*Objective:*
Give an exact copy of every line, leaving images out.

----------------------------------------

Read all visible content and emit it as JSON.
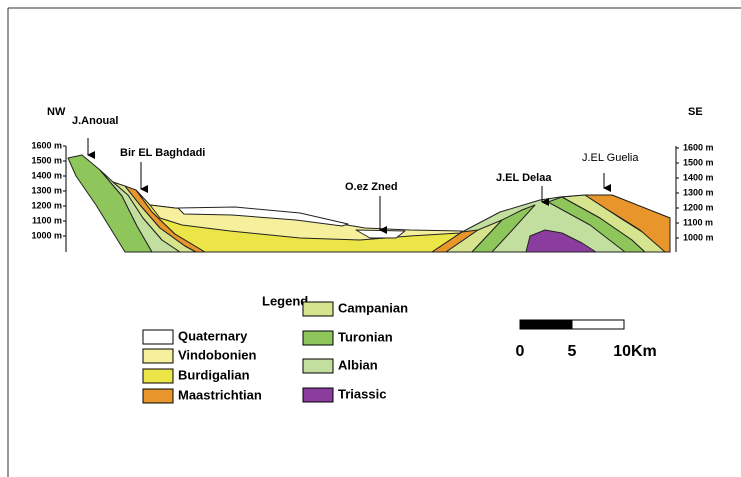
{
  "section": {
    "labels": {
      "nw": "NW",
      "se": "SE",
      "anoual": "J.Anoual",
      "baghdadi": "Bir EL Baghdadi",
      "zned": "O.ez Zned",
      "delaa": "J.EL Delaa",
      "guelia": "J.EL Guelia"
    },
    "left_ticks": [
      "1600 m",
      "1500 m",
      "1400 m",
      "1300 m",
      "1200 m",
      "1100 m",
      "1000 m"
    ],
    "right_ticks": [
      "1600 m",
      "1500 m",
      "1400 m",
      "1300 m",
      "1200 m",
      "1100 m",
      "1000 m"
    ]
  },
  "legend": {
    "title": "Legend",
    "items": [
      {
        "label": "Quaternary",
        "color": "#ffffff"
      },
      {
        "label": "Vindobonien",
        "color": "#f6f09c"
      },
      {
        "label": "Burdigalian",
        "color": "#ece548"
      },
      {
        "label": "Maastrichtian",
        "color": "#e8952b"
      },
      {
        "label": "Campanian",
        "color": "#d7e48e"
      },
      {
        "label": "Turonian",
        "color": "#8ec65b"
      },
      {
        "label": "Albian",
        "color": "#c3dfa0"
      },
      {
        "label": "Triassic",
        "color": "#8a3d9e"
      }
    ]
  },
  "scale": {
    "labels": [
      "0",
      "5",
      "10Km"
    ]
  }
}
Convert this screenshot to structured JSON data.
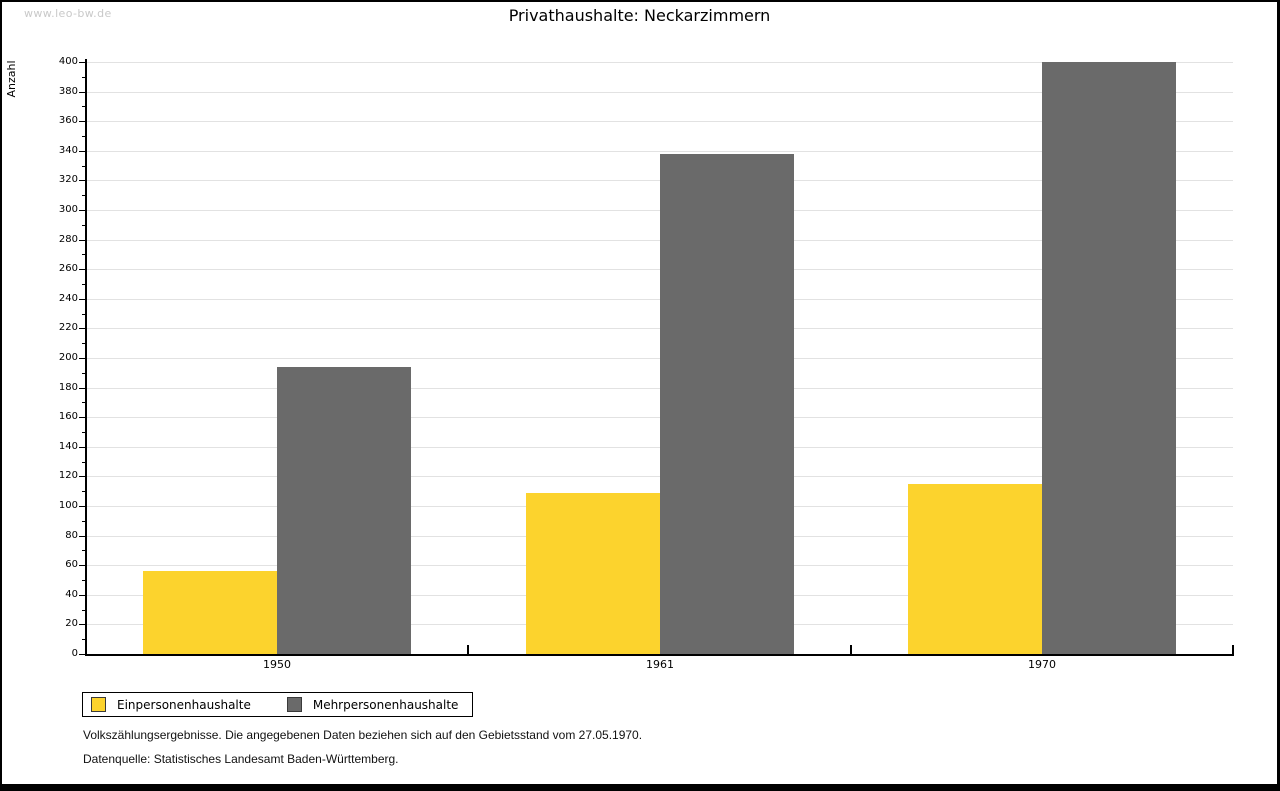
{
  "watermark": "www.leo-bw.de",
  "title": "Privathaushalte: Neckarzimmern",
  "chart_data": {
    "type": "bar",
    "title": "Privathaushalte: Neckarzimmern",
    "xlabel": "",
    "ylabel": "Anzahl",
    "categories": [
      "1950",
      "1961",
      "1970"
    ],
    "series": [
      {
        "name": "Einpersonenhaushalte",
        "color": "#fcd32d",
        "values": [
          56,
          109,
          115
        ]
      },
      {
        "name": "Mehrpersonenhaushalte",
        "color": "#6a6a6a",
        "values": [
          194,
          338,
          400
        ]
      }
    ],
    "ylim": [
      0,
      400
    ],
    "ytick_step": 20,
    "yticks": [
      0,
      20,
      40,
      60,
      80,
      100,
      120,
      140,
      160,
      180,
      200,
      220,
      240,
      260,
      280,
      300,
      320,
      340,
      360,
      380,
      400
    ],
    "minor_tick_step": 10,
    "grid": true,
    "gridline_color": "#e2e2e2",
    "legend_position": "bottom-left"
  },
  "footer": {
    "line1": "Volkszählungsergebnisse. Die angegebenen Daten beziehen sich auf den Gebietsstand vom 27.05.1970.",
    "line2": "Datenquelle: Statistisches Landesamt Baden-Württemberg."
  }
}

----------------------------------------

*Result below:*
Read all visible content and emit it as JSON.
{
  "section": {
    "labels": {
      "nw": "NW",
      "se": "SE",
      "anoual": "J.Anoual",
      "baghdadi": "Bir EL Baghdadi",
      "zned": "O.ez Zned",
      "delaa": "J.EL Delaa",
      "guelia": "J.EL Guelia"
    },
    "left_ticks": [
      "1600 m",
      "1500 m",
      "1400 m",
      "1300 m",
      "1200 m",
      "1100 m",
      "1000 m"
    ],
    "right_ticks": [
      "1600 m",
      "1500 m",
      "1400 m",
      "1300 m",
      "1200 m",
      "1100 m",
      "1000 m"
    ]
  },
  "legend": {
    "title": "Legend",
    "items": [
      {
        "label": "Quaternary",
        "color": "#ffffff"
      },
      {
        "label": "Vindobonien",
        "color": "#f6f09c"
      },
      {
        "label": "Burdigalian",
        "color": "#ece548"
      },
      {
        "label": "Maastrichtian",
        "color": "#e8952b"
      },
      {
        "label": "Campanian",
        "color": "#d7e48e"
      },
      {
        "label": "Turonian",
        "color": "#8ec65b"
      },
      {
        "label": "Albian",
        "color": "#c3dfa0"
      },
      {
        "label": "Triassic",
        "color": "#8a3d9e"
      }
    ]
  },
  "scale": {
    "labels": [
      "0",
      "5",
      "10Km"
    ]
  }
}
Convert this screenshot to structured JSON data.
{
  "watermark": "www.leo-bw.de",
  "title": "Privathaushalte: Neckarzimmern",
  "chart_data": {
    "type": "bar",
    "title": "Privathaushalte: Neckarzimmern",
    "xlabel": "",
    "ylabel": "Anzahl",
    "categories": [
      "1950",
      "1961",
      "1970"
    ],
    "series": [
      {
        "name": "Einpersonenhaushalte",
        "color": "#fcd32d",
        "values": [
          56,
          109,
          115
        ]
      },
      {
        "name": "Mehrpersonenhaushalte",
        "color": "#6a6a6a",
        "values": [
          194,
          338,
          400
        ]
      }
    ],
    "ylim": [
      0,
      400
    ],
    "ytick_step": 20,
    "yticks": [
      0,
      20,
      40,
      60,
      80,
      100,
      120,
      140,
      160,
      180,
      200,
      220,
      240,
      260,
      280,
      300,
      320,
      340,
      360,
      380,
      400
    ],
    "minor_tick_step": 10,
    "grid": true,
    "gridline_color": "#e2e2e2",
    "legend_position": "bottom-left"
  },
  "footer": {
    "line1": "Volkszählungsergebnisse. Die angegebenen Daten beziehen sich auf den Gebietsstand vom 27.05.1970.",
    "line2": "Datenquelle: Statistisches Landesamt Baden-Württemberg."
  }
}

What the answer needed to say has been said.